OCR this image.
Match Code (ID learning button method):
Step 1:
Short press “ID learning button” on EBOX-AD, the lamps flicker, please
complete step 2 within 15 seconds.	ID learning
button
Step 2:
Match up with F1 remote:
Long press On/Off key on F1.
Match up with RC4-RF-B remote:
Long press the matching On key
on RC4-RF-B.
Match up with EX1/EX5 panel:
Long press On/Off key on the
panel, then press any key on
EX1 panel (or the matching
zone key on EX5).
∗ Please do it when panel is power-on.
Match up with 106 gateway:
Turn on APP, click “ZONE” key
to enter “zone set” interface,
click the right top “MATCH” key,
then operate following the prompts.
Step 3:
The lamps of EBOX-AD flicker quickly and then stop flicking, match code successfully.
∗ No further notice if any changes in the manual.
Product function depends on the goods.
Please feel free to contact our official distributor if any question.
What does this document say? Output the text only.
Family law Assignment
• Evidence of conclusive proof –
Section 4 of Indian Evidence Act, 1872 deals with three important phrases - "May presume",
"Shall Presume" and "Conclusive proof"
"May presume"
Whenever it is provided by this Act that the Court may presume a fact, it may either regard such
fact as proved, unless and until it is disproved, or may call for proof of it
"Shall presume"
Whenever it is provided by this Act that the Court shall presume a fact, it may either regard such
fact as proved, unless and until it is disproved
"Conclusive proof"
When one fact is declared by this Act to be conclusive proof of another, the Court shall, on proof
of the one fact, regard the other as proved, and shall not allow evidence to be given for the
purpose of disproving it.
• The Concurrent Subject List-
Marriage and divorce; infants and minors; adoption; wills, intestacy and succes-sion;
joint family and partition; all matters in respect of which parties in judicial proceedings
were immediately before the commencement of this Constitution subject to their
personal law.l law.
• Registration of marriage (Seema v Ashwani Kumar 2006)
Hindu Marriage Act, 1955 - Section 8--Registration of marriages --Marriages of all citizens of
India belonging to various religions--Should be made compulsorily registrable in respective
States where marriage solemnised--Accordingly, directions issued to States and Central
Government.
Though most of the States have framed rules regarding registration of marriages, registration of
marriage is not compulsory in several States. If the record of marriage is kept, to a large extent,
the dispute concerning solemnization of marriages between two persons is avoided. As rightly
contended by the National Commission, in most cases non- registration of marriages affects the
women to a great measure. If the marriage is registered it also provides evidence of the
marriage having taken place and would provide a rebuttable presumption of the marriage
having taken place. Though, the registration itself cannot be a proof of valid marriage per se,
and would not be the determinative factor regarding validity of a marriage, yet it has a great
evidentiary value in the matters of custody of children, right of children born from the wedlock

· · ·

◆ DO THIS:
Find the word "such" and list each line it appears in.

◆ COMPLETED EXERCISE:
Whenever it is provided by this Act that the Court may presume a fact, it may either regard such
Whenever it is provided by this Act that the Court shall presume a fact, it may either regard such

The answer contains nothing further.